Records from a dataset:

==================================================

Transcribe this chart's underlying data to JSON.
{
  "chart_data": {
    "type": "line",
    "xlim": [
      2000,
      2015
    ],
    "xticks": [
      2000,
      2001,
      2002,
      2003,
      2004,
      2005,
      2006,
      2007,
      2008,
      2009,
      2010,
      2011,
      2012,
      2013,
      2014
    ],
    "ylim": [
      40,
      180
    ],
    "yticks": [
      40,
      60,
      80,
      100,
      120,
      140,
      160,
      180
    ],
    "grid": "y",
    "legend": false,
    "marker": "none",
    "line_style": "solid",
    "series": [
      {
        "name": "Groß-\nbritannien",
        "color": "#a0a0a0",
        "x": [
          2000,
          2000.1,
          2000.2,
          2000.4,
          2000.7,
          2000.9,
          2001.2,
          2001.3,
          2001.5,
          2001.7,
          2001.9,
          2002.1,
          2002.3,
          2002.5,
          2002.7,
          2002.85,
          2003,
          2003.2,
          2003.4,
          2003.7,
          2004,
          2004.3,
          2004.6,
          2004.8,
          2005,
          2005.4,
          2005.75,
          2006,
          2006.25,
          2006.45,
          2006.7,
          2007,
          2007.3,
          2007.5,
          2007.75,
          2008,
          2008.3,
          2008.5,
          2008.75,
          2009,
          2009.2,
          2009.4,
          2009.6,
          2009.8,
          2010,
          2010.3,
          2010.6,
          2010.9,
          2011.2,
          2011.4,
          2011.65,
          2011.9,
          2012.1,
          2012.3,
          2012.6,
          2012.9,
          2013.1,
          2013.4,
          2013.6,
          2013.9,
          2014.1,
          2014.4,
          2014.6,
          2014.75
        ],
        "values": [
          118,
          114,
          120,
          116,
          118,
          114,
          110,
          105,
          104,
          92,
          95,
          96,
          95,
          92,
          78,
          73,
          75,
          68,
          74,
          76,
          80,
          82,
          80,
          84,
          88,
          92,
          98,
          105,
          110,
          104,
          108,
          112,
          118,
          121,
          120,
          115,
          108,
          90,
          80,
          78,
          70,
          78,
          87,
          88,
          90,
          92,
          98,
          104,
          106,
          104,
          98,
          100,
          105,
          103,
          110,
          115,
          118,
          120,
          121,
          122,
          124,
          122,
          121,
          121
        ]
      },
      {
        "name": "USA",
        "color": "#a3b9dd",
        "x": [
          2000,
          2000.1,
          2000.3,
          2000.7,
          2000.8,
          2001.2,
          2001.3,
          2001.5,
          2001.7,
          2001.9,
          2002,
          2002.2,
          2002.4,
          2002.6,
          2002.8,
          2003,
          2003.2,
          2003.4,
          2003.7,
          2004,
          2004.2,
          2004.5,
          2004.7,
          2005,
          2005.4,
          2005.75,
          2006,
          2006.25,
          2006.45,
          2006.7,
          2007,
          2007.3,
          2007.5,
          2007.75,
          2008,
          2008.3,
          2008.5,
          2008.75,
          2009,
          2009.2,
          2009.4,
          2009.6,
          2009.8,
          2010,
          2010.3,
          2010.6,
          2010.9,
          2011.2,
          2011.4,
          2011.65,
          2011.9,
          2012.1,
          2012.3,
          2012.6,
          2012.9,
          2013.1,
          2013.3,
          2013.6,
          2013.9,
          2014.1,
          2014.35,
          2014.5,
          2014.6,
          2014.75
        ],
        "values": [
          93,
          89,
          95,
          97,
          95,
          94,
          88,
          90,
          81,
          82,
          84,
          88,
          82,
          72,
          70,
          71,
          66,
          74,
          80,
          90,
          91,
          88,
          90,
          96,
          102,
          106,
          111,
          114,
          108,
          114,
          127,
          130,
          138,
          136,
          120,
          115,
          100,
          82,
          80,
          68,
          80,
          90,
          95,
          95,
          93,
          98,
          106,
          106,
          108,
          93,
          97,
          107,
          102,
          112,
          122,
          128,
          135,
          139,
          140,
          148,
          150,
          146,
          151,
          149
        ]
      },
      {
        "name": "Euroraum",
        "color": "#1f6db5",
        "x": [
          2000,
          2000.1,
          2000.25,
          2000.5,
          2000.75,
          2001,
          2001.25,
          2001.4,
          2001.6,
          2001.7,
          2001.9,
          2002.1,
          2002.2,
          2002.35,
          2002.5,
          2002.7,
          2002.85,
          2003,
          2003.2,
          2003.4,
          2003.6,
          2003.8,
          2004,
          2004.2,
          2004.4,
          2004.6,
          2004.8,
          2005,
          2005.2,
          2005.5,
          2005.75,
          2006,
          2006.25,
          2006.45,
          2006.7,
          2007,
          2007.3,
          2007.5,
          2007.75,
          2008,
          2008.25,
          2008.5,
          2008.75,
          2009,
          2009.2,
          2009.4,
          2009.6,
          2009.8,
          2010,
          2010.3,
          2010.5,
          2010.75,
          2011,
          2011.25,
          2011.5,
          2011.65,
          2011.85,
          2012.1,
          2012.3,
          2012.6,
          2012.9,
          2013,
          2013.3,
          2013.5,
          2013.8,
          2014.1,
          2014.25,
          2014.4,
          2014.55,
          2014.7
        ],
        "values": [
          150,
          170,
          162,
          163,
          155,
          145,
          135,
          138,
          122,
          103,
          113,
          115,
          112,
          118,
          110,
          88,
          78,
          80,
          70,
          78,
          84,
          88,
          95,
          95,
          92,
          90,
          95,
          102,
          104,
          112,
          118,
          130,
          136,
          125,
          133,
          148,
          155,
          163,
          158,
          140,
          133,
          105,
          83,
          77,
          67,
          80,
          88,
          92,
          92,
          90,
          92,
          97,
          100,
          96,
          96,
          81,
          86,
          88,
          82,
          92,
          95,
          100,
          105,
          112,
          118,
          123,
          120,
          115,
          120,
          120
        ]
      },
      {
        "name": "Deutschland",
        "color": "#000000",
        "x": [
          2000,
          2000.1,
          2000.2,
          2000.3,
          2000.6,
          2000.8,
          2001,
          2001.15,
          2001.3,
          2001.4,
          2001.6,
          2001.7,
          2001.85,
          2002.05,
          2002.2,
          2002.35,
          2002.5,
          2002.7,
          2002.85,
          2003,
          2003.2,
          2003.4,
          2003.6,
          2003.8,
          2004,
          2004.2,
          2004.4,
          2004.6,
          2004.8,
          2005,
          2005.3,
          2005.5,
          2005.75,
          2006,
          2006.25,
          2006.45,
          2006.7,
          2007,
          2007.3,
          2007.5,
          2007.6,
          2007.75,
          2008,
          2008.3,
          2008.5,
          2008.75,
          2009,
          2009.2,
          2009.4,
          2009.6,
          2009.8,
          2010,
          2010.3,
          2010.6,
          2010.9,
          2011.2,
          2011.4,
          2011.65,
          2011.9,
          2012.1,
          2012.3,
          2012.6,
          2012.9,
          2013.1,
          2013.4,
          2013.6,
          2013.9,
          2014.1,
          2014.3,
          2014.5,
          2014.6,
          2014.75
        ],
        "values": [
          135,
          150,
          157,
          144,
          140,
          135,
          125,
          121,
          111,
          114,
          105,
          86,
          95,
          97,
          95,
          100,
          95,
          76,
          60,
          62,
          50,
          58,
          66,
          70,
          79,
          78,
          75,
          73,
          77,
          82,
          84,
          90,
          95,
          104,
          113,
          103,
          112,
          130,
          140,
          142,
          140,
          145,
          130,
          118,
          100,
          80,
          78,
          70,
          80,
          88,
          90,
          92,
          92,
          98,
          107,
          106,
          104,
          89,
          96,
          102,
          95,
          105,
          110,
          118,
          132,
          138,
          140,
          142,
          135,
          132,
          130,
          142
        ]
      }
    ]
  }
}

==================================================

Exercise:
Collect from the data above every line that includes "color".

Answer:
        "color": "#a0a0a0",
        "color": "#a3b9dd",
        "color": "#1f6db5",
        "color": "#000000",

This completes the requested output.